TASK DIRECTIONS: Copy out the listing that follows exactly, dropping every picture.
# STORED DATA start
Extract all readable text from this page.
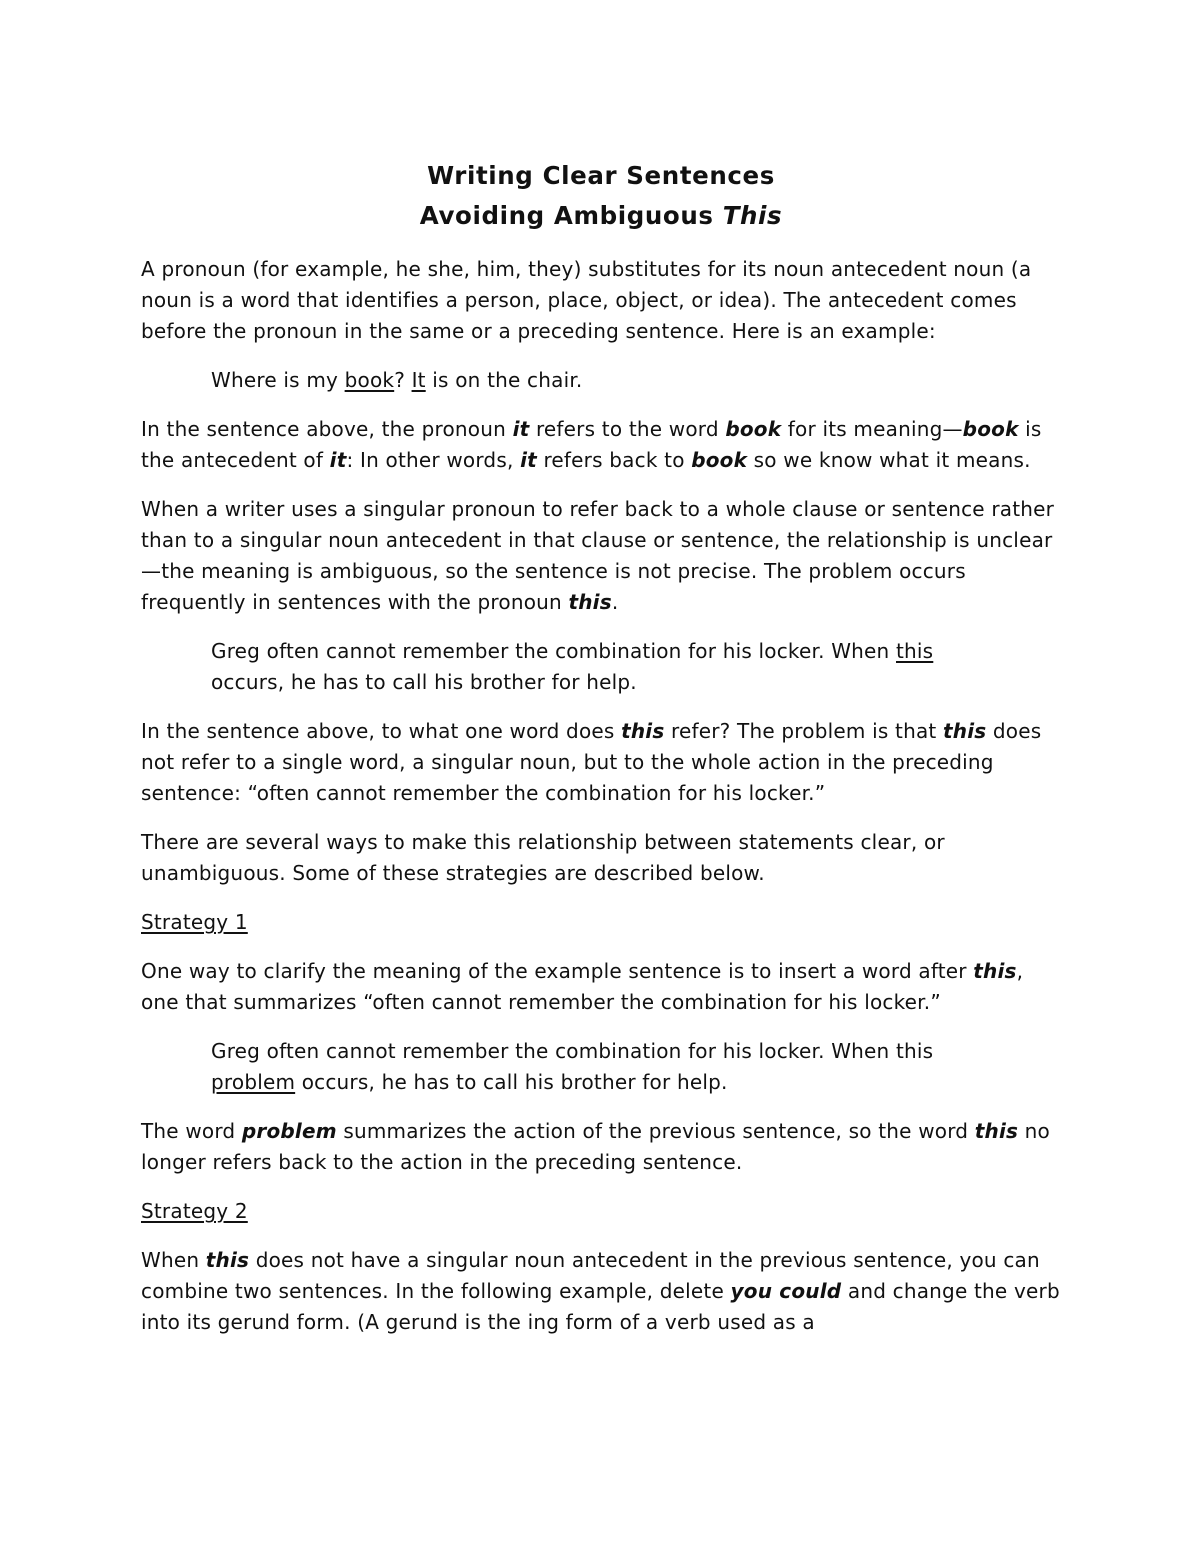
Writing Clear Sentences
Avoiding Ambiguous This

A pronoun (for example, he she, him, they) substitutes for its noun antecedent noun (a noun is a word that identifies a person, place, object, or idea). The antecedent comes before the pronoun in the same or a preceding sentence. Here is an example:

Where is my book? It is on the chair.

In the sentence above, the pronoun it refers to the word book for its meaning—book is the antecedent of it: In other words, it refers back to book so we know what it means.

When a writer uses a singular pronoun to refer back to a whole clause or sentence rather than to a singular noun antecedent in that clause or sentence, the relationship is unclear—the meaning is ambiguous, so the sentence is not precise. The problem occurs frequently in sentences with the pronoun this.

Greg often cannot remember the combination for his locker. When this occurs, he has to call his brother for help.

In the sentence above, to what one word does this refer? The problem is that this does not refer to a single word, a singular noun, but to the whole action in the preceding sentence: “often cannot remember the combination for his locker.”

There are several ways to make this relationship between statements clear, or unambiguous. Some of these strategies are described below.

Strategy 1

One way to clarify the meaning of the example sentence is to insert a word after this, one that summarizes “often cannot remember the combination for his locker.”

Greg often cannot remember the combination for his locker. When this problem occurs, he has to call his brother for help.

The word problem summarizes the action of the previous sentence, so the word this no longer refers back to the action in the preceding sentence.

Strategy 2

When this does not have a singular noun antecedent in the previous sentence, you can combine two sentences. In the following example, delete you could and change the verb into its gerund form. (A gerund is the ing form of a verb used as a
# STORED DATA end
FINISHED EXERCISE:
Extract all readable text from this page.
Writing Clear Sentences
Avoiding Ambiguous This

A pronoun (for example, he she, him, they) substitutes for its noun antecedent noun (a noun is a word that identifies a person, place, object, or idea). The antecedent comes before the pronoun in the same or a preceding sentence. Here is an example:

Where is my book? It is on the chair.

In the sentence above, the pronoun it refers to the word book for its meaning—book is the antecedent of it: In other words, it refers back to book so we know what it means.

When a writer uses a singular pronoun to refer back to a whole clause or sentence rather than to a singular noun antecedent in that clause or sentence, the relationship is unclear—the meaning is ambiguous, so the sentence is not precise. The problem occurs frequently in sentences with the pronoun this.

Greg often cannot remember the combination for his locker. When this occurs, he has to call his brother for help.

In the sentence above, to what one word does this refer? The problem is that this does not refer to a single word, a singular noun, but to the whole action in the preceding sentence: “often cannot remember the combination for his locker.”

There are several ways to make this relationship between statements clear, or unambiguous. Some of these strategies are described below.

Strategy 1

One way to clarify the meaning of the example sentence is to insert a word after this, one that summarizes “often cannot remember the combination for his locker.”

Greg often cannot remember the combination for his locker. When this problem occurs, he has to call his brother for help.

The word problem summarizes the action of the previous sentence, so the word this no longer refers back to the action in the preceding sentence.

Strategy 2

When this does not have a singular noun antecedent in the previous sentence, you can combine two sentences. In the following example, delete you could and change the verb into its gerund form. (A gerund is the ing form of a verb used as a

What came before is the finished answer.